DESCRIPTION OF THE TASK> Locate "Extract all readable text from this page." in the records below, then copy its line and every following line exactly, without the pictures.

____________________

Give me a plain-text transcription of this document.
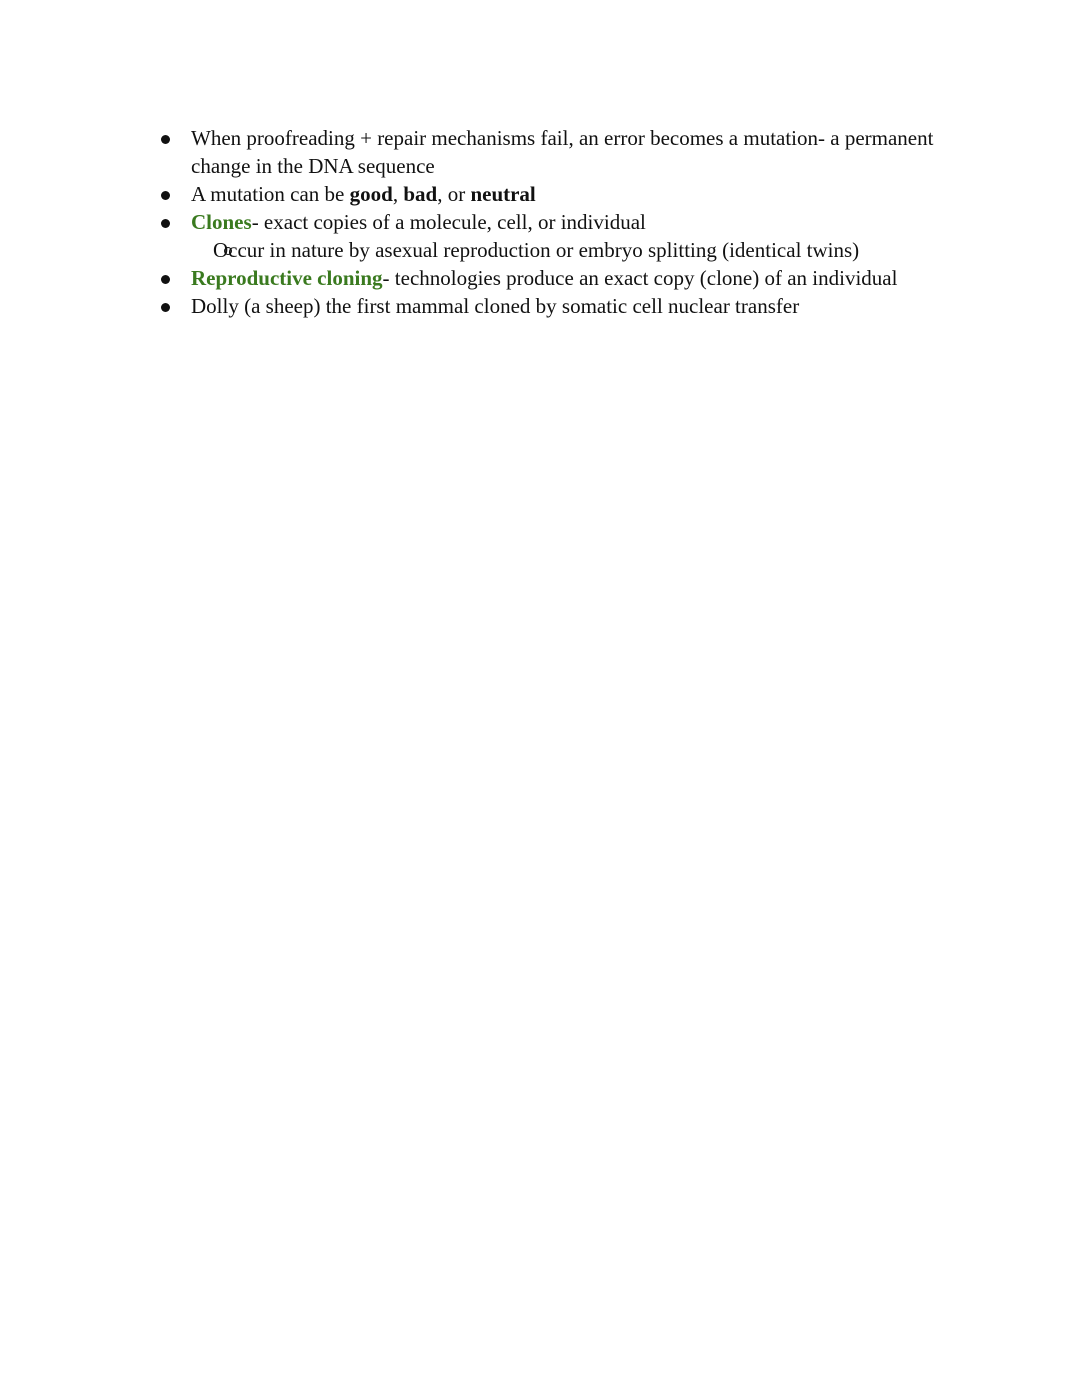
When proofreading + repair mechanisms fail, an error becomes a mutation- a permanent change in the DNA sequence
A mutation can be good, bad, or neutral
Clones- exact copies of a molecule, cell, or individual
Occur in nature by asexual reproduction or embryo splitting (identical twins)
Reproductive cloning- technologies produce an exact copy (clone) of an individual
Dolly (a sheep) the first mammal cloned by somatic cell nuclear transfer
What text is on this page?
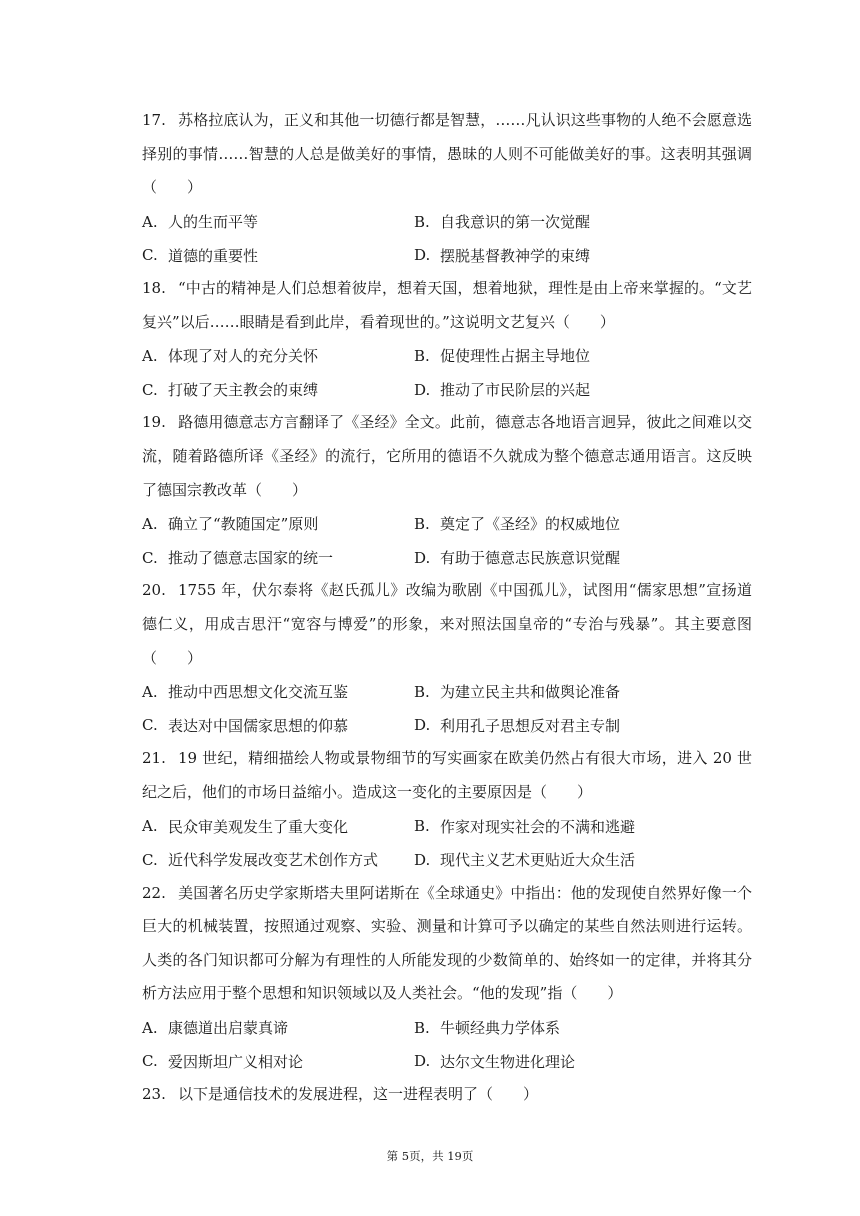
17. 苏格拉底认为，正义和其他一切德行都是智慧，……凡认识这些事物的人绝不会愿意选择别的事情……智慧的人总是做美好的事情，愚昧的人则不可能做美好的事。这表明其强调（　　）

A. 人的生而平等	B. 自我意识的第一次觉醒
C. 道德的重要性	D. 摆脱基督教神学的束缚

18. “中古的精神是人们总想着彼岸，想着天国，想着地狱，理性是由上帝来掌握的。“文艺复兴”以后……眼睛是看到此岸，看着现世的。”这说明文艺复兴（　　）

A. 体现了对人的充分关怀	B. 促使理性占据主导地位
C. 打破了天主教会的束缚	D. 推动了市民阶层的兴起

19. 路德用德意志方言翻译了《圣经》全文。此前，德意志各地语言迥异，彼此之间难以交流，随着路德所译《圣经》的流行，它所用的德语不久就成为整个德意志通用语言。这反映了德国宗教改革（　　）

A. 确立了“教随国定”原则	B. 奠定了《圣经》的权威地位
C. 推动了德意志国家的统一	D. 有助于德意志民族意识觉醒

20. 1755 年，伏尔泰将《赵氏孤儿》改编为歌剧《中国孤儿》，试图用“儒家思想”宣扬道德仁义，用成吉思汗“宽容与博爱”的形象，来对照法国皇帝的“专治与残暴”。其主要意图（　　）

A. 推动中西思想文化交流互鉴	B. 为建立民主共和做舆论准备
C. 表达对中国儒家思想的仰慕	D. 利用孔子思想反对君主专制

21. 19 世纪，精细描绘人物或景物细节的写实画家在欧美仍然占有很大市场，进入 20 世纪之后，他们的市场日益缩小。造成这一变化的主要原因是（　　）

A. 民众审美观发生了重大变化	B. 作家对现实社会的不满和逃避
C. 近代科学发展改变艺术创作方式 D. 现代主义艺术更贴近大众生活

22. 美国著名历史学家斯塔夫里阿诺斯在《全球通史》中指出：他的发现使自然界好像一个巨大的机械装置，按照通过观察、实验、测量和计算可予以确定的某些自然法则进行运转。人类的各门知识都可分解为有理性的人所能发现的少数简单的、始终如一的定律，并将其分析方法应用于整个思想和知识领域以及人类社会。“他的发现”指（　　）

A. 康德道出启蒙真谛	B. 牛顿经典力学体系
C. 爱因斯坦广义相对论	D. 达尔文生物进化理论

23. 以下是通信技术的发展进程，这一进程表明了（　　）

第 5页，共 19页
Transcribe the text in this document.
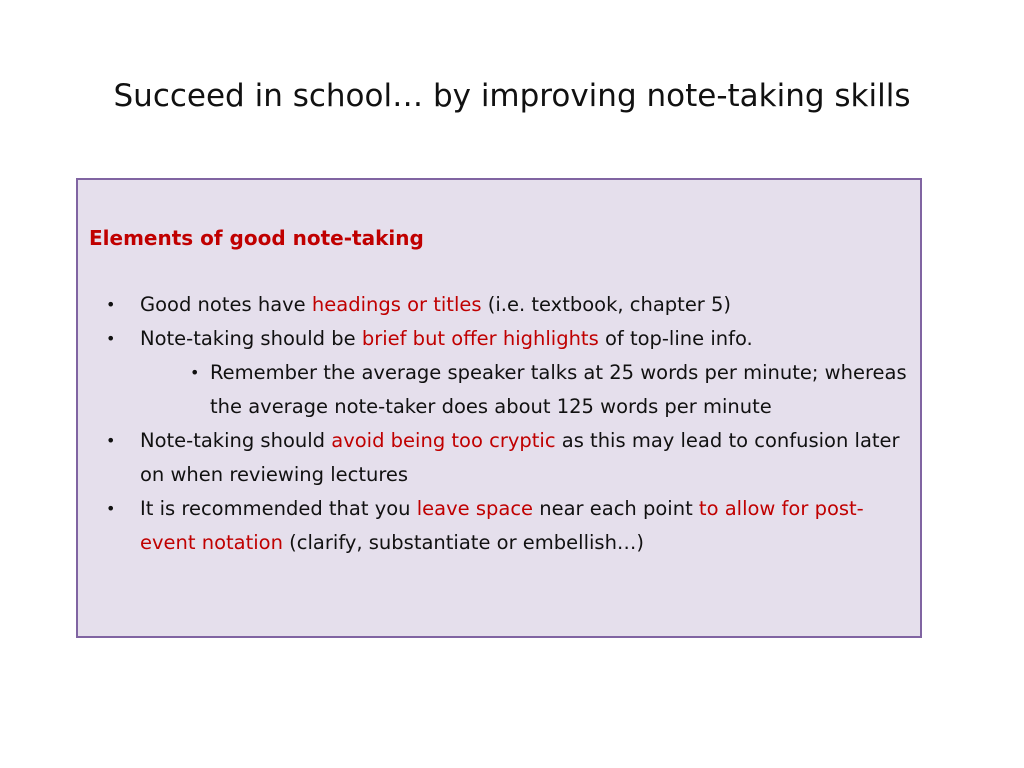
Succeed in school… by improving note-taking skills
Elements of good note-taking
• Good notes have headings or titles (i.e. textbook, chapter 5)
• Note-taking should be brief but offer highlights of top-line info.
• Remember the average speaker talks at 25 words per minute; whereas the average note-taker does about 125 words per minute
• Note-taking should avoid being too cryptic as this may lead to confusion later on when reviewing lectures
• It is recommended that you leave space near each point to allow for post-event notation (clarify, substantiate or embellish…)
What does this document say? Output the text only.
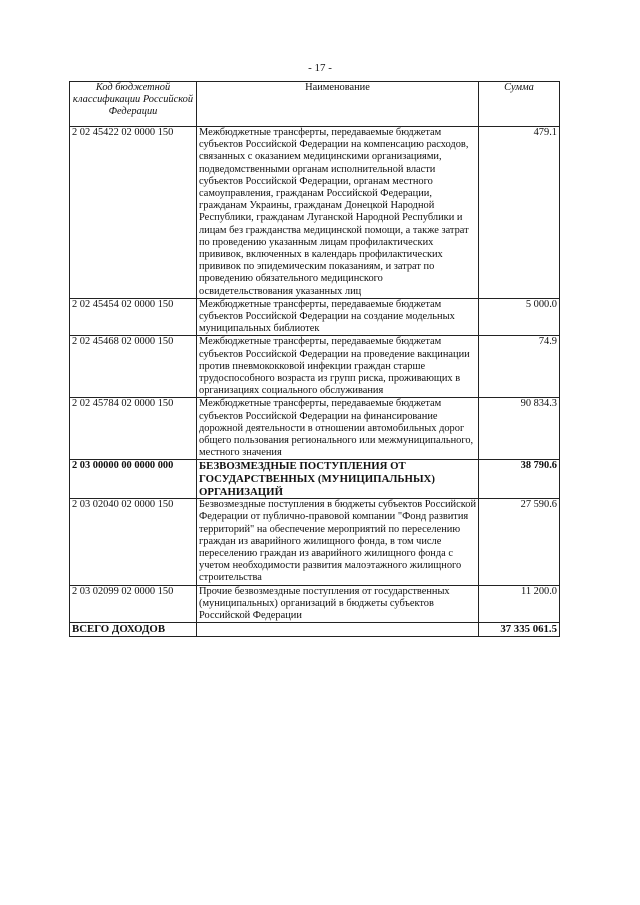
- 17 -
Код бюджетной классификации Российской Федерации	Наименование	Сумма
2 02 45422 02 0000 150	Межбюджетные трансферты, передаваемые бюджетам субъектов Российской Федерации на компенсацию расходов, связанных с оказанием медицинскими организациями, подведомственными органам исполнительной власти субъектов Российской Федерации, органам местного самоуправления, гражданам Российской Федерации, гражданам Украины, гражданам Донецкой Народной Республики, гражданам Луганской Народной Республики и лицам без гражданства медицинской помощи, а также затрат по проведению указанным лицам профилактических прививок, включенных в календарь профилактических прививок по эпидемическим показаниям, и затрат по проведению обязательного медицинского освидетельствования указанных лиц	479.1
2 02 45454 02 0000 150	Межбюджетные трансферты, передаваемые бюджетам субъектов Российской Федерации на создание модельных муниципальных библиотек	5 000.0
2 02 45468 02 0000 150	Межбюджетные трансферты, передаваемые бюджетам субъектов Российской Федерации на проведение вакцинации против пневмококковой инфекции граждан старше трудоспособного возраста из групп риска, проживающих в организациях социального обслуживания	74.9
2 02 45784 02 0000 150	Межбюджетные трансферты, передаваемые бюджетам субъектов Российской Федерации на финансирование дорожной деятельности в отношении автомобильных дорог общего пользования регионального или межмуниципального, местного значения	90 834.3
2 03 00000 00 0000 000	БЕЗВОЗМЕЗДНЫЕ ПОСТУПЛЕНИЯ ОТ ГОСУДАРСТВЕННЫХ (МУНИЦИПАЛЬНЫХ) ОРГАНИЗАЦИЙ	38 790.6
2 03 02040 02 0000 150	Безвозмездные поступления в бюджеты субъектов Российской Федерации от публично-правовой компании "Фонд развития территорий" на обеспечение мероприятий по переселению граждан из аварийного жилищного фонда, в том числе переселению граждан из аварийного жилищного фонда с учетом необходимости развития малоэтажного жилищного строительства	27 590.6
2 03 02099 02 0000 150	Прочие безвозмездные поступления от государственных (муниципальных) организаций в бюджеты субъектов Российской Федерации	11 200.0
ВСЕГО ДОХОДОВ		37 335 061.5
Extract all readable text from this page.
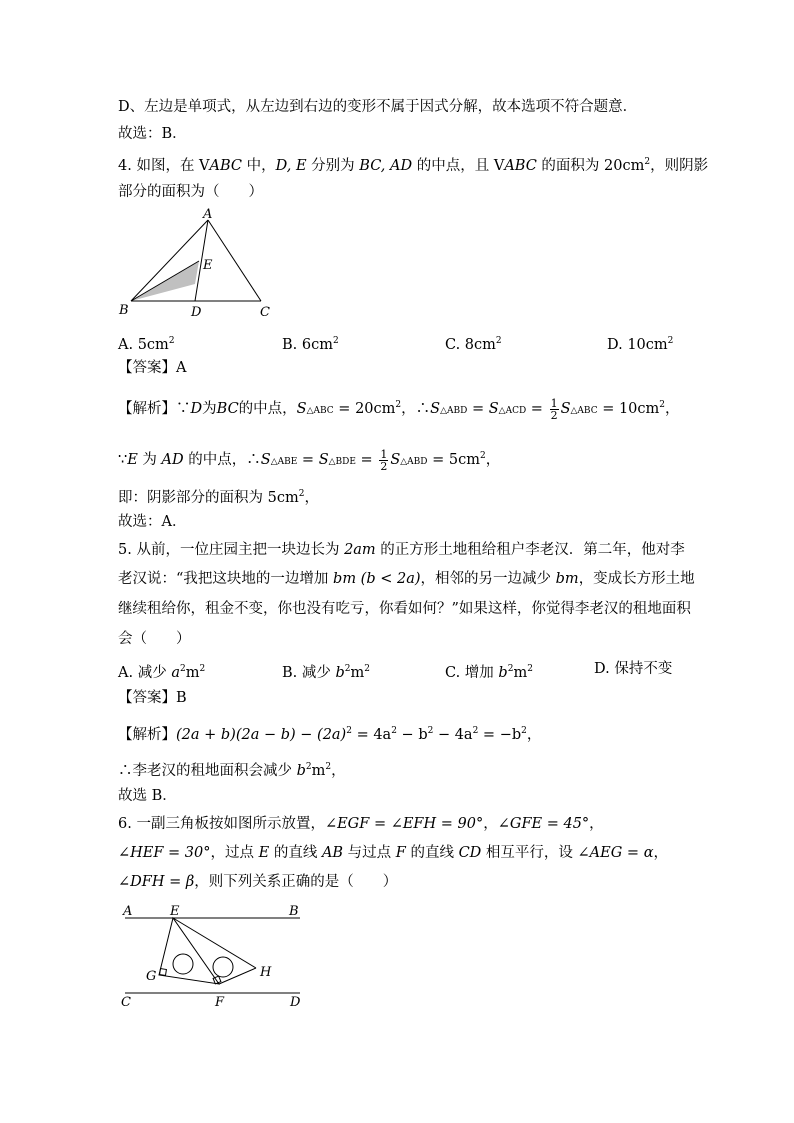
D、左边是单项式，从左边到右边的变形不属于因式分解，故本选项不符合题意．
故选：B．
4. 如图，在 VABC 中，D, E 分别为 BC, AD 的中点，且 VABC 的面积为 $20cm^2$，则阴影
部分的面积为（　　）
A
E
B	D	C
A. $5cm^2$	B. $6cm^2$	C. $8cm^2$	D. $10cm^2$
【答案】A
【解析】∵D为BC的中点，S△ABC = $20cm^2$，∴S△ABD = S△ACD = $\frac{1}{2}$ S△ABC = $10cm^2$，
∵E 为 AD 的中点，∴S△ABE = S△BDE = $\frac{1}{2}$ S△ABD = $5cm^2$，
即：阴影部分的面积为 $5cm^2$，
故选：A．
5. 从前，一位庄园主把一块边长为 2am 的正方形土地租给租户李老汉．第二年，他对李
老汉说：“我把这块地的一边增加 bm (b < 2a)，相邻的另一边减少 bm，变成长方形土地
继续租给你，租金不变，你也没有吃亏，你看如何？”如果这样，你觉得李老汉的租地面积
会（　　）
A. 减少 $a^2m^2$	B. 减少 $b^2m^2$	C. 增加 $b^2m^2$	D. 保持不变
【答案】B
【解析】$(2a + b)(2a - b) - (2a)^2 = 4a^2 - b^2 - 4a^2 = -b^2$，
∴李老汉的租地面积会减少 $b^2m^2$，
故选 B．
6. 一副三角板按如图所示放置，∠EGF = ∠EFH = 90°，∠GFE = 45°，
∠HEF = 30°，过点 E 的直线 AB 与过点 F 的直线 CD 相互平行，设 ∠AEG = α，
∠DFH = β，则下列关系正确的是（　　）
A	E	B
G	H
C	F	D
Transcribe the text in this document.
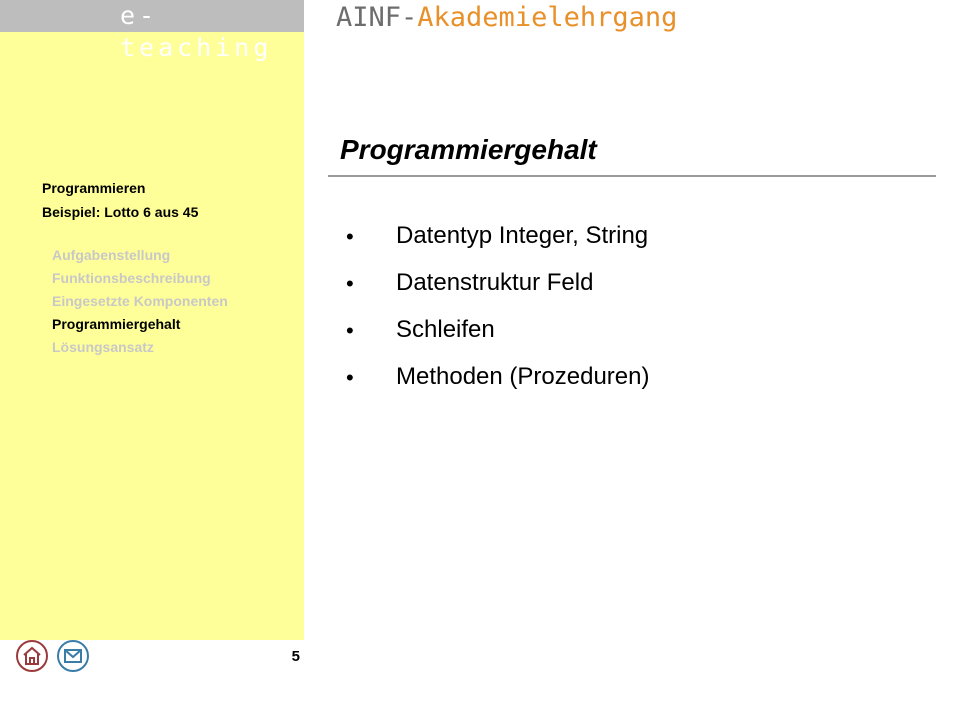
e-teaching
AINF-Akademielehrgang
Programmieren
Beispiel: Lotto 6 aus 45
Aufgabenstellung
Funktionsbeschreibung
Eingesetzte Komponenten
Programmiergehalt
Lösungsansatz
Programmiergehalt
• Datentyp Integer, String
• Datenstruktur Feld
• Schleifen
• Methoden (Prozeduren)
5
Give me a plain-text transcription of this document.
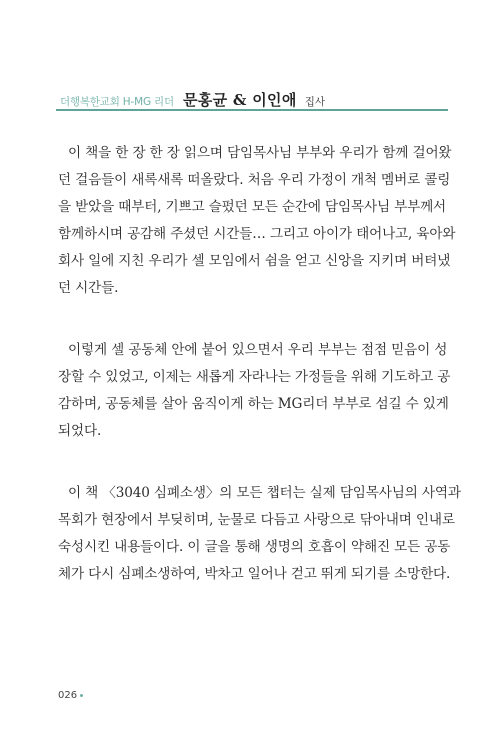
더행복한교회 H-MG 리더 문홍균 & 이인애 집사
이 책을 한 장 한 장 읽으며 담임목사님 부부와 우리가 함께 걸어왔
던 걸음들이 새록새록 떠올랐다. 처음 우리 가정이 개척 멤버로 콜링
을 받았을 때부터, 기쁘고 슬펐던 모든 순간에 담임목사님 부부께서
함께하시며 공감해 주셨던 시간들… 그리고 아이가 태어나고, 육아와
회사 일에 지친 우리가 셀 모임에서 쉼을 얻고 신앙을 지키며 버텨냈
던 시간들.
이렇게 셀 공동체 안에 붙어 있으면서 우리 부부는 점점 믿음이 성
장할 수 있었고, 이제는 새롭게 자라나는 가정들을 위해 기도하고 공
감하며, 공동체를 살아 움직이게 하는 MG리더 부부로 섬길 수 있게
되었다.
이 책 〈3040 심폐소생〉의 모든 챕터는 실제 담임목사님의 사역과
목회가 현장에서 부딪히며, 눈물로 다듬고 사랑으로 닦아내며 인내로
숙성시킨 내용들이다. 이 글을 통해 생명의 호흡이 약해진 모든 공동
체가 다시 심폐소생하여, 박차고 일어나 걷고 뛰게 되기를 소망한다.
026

____________________

EXPECTED ANSWER>
Extract all readable text from this page.
D、左边是单项式，从左边到右边的变形不属于因式分解，故本选项不符合题意．
故选：B．
4. 如图，在 VABC 中，D, E 分别为 BC, AD 的中点，且 VABC 的面积为 $20cm^2$，则阴影
部分的面积为（　　）
A
E
B	D	C
A. $5cm^2$	B. $6cm^2$	C. $8cm^2$	D. $10cm^2$
【答案】A
【解析】∵D为BC的中点，S△ABC = $20cm^2$，∴S△ABD = S△ACD = $\frac{1}{2}$ S△ABC = $10cm^2$，
∵E 为 AD 的中点，∴S△ABE = S△BDE = $\frac{1}{2}$ S△ABD = $5cm^2$，
即：阴影部分的面积为 $5cm^2$，
故选：A．
5. 从前，一位庄园主把一块边长为 2am 的正方形土地租给租户李老汉．第二年，他对李
老汉说：“我把这块地的一边增加 bm (b < 2a)，相邻的另一边减少 bm，变成长方形土地
继续租给你，租金不变，你也没有吃亏，你看如何？”如果这样，你觉得李老汉的租地面积
会（　　）
A. 减少 $a^2m^2$	B. 减少 $b^2m^2$	C. 增加 $b^2m^2$	D. 保持不变
【答案】B
【解析】$(2a + b)(2a - b) - (2a)^2 = 4a^2 - b^2 - 4a^2 = -b^2$，
∴李老汉的租地面积会减少 $b^2m^2$，
故选 B．
6. 一副三角板按如图所示放置，∠EGF = ∠EFH = 90°，∠GFE = 45°，
∠HEF = 30°，过点 E 的直线 AB 与过点 F 的直线 CD 相互平行，设 ∠AEG = α，
∠DFH = β，则下列关系正确的是（　　）
A	E	B
G	H
C	F	D
Transcribe the text in this document.
e-teaching
AINF-Akademielehrgang
Programmieren
Beispiel: Lotto 6 aus 45
Aufgabenstellung
Funktionsbeschreibung
Eingesetzte Komponenten
Programmiergehalt
Lösungsansatz
Programmiergehalt
• Datentyp Integer, String
• Datenstruktur Feld
• Schleifen
• Methoden (Prozeduren)
5
Give me a plain-text transcription of this document.
더행복한교회 H-MG 리더 문홍균 & 이인애 집사
이 책을 한 장 한 장 읽으며 담임목사님 부부와 우리가 함께 걸어왔
던 걸음들이 새록새록 떠올랐다. 처음 우리 가정이 개척 멤버로 콜링
을 받았을 때부터, 기쁘고 슬펐던 모든 순간에 담임목사님 부부께서
함께하시며 공감해 주셨던 시간들… 그리고 아이가 태어나고, 육아와
회사 일에 지친 우리가 셀 모임에서 쉼을 얻고 신앙을 지키며 버텨냈
던 시간들.
이렇게 셀 공동체 안에 붙어 있으면서 우리 부부는 점점 믿음이 성
장할 수 있었고, 이제는 새롭게 자라나는 가정들을 위해 기도하고 공
감하며, 공동체를 살아 움직이게 하는 MG리더 부부로 섬길 수 있게
되었다.
이 책 〈3040 심폐소생〉의 모든 챕터는 실제 담임목사님의 사역과
목회가 현장에서 부딪히며, 눈물로 다듬고 사랑으로 닦아내며 인내로
숙성시킨 내용들이다. 이 글을 통해 생명의 호흡이 약해진 모든 공동
체가 다시 심폐소생하여, 박차고 일어나 걷고 뛰게 되기를 소망한다.
026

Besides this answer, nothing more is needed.